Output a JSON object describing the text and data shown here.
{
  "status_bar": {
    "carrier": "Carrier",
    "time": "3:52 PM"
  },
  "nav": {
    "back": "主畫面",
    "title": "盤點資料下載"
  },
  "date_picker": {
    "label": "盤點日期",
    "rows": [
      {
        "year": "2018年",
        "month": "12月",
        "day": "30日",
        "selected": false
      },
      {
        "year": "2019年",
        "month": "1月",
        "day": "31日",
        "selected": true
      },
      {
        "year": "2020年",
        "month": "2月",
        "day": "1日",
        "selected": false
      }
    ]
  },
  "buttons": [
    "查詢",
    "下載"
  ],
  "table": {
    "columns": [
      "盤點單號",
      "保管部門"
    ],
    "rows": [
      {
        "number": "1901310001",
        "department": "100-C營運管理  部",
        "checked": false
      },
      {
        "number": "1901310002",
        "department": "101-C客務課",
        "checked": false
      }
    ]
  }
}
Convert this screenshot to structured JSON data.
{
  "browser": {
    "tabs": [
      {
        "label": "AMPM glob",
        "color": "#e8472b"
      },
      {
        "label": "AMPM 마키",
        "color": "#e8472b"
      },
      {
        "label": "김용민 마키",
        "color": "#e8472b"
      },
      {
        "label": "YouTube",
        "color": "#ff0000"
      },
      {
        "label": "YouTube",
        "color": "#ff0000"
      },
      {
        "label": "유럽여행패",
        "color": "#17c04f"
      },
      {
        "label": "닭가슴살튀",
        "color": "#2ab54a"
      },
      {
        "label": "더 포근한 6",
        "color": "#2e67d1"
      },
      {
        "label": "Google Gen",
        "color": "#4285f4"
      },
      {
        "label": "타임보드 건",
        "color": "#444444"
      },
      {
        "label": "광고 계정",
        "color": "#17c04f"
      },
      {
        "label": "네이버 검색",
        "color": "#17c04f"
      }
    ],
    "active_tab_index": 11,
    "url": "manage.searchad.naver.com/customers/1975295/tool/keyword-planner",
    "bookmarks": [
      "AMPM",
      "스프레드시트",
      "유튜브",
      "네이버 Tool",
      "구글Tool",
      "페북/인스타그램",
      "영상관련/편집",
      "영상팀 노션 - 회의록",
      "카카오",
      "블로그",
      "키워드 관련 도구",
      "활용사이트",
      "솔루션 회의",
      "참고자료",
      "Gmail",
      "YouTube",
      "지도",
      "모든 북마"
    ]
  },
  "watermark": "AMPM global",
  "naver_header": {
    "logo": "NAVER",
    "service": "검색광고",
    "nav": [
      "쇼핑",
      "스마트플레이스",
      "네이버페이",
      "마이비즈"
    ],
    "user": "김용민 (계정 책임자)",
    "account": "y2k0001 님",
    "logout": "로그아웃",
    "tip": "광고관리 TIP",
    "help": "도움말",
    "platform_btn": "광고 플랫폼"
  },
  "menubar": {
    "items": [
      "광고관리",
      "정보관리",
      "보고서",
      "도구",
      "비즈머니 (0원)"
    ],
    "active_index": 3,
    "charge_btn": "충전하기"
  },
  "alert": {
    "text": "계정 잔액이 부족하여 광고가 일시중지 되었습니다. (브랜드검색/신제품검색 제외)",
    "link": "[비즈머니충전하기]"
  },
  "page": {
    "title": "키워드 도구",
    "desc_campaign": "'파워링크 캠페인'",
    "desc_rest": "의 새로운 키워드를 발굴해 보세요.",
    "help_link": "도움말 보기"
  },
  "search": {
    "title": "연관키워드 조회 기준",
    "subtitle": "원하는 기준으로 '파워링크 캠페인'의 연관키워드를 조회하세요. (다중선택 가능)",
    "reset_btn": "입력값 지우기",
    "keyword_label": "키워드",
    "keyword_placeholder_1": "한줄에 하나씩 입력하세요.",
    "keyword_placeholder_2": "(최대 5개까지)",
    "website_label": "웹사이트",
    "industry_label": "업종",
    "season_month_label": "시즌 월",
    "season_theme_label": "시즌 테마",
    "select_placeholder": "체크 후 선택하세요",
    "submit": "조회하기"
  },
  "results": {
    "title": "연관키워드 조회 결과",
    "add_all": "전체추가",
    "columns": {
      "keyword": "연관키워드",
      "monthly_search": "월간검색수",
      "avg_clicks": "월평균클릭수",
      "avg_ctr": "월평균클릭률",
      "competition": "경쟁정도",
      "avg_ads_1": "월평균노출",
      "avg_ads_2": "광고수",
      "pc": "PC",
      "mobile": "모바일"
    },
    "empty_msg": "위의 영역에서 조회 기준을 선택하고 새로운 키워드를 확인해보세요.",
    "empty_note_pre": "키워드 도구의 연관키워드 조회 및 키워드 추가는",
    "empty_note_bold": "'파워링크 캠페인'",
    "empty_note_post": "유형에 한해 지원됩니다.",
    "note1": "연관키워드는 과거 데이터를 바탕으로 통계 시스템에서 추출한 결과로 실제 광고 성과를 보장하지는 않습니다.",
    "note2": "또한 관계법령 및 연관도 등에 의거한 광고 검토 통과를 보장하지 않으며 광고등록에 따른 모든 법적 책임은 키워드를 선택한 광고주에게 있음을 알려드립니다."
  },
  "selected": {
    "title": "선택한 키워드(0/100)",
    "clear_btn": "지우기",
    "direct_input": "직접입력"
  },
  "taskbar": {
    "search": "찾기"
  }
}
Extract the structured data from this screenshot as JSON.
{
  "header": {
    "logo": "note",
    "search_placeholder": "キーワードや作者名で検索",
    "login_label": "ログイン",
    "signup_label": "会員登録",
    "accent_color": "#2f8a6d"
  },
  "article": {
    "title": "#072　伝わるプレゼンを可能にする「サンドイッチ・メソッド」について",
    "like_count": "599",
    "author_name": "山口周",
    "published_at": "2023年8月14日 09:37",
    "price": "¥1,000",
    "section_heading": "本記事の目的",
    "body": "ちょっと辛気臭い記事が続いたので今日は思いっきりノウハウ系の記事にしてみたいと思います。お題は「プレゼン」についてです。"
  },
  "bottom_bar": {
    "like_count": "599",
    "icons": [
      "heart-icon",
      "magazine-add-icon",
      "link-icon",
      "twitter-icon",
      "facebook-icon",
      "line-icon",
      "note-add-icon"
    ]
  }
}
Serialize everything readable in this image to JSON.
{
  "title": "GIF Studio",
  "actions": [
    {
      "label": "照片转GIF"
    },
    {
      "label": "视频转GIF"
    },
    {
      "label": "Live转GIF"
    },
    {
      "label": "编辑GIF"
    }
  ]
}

Aim of the exercise
Pick out the lines that include the word "structured" and write them out.

Solution
Convert this screenshot to structured JSON data.
Extract the structured data from this screenshot as JSON.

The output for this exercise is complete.